-- MATERIAL SUPPLIED start --
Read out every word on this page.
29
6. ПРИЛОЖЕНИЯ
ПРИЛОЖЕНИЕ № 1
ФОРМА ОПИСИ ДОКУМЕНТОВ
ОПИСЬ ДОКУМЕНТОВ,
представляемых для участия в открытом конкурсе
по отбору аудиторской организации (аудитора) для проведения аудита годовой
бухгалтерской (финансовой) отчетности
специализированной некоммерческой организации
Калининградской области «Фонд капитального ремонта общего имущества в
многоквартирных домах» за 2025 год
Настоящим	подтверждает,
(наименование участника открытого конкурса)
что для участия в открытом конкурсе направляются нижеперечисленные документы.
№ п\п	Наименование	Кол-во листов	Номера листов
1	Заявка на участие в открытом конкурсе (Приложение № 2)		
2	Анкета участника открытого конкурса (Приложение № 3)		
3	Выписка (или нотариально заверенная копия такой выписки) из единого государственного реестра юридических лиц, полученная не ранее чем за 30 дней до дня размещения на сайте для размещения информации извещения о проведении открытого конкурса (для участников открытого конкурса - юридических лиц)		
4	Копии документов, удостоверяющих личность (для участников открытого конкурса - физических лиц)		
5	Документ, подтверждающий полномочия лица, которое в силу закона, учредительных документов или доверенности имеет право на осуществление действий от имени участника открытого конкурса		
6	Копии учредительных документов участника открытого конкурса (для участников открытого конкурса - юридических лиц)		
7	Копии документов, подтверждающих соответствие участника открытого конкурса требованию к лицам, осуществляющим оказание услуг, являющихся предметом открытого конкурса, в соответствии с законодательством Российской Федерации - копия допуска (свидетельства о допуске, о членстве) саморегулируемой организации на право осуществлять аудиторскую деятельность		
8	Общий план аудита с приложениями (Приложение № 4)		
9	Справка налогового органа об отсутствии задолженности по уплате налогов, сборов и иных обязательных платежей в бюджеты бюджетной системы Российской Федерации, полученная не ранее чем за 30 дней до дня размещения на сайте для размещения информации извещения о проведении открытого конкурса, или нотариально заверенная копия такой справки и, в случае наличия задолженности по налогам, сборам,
-- MATERIAL SUPPLIED end --
CHALLENGE —
Consider the entries above and return each line with the string "конкурсе".

OUTPUT OF THE TASK —
представляемых для участия в открытом конкурсе
что для участия в открытом конкурсе направляются нижеперечисленные документы.
1	Заявка на участие в открытом конкурсе (Приложение № 2)		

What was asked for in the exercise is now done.